(THE PROBLEM):
Pull every line containing "Folgen" out of the material below.

-- Start RECORDS SHOWN --

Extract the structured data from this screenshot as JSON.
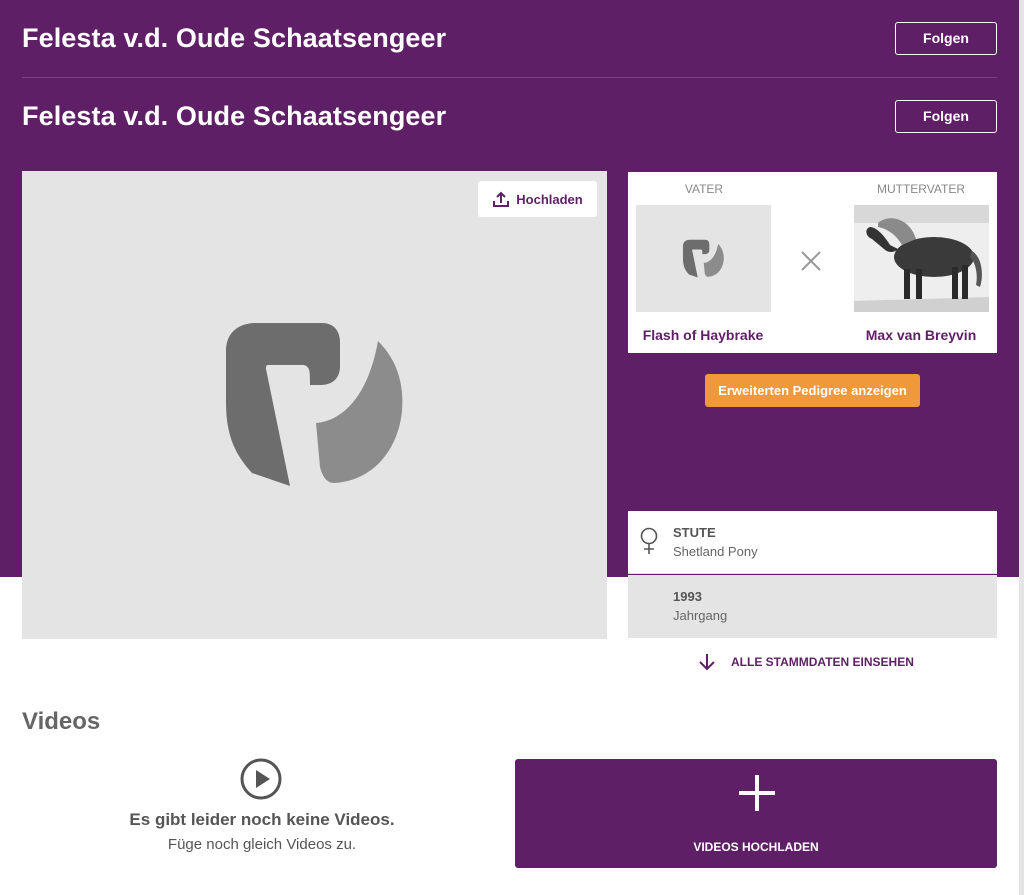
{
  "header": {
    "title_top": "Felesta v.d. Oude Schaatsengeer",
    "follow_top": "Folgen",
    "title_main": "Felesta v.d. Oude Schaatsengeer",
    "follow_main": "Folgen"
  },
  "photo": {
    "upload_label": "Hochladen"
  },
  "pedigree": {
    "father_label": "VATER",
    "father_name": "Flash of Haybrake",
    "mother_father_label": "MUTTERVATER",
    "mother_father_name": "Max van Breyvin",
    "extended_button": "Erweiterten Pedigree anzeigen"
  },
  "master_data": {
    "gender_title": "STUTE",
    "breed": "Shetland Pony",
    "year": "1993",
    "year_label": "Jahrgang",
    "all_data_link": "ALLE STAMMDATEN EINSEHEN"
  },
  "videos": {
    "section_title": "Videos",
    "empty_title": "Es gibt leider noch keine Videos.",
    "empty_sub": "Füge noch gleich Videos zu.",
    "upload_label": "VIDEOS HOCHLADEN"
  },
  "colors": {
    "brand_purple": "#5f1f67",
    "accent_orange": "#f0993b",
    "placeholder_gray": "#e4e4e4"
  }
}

-- End RECORDS SHOWN --

(RESPONSE FOR THIS EXERCISE):
    "follow_top": "Folgen",
    "follow_main": "Folgen"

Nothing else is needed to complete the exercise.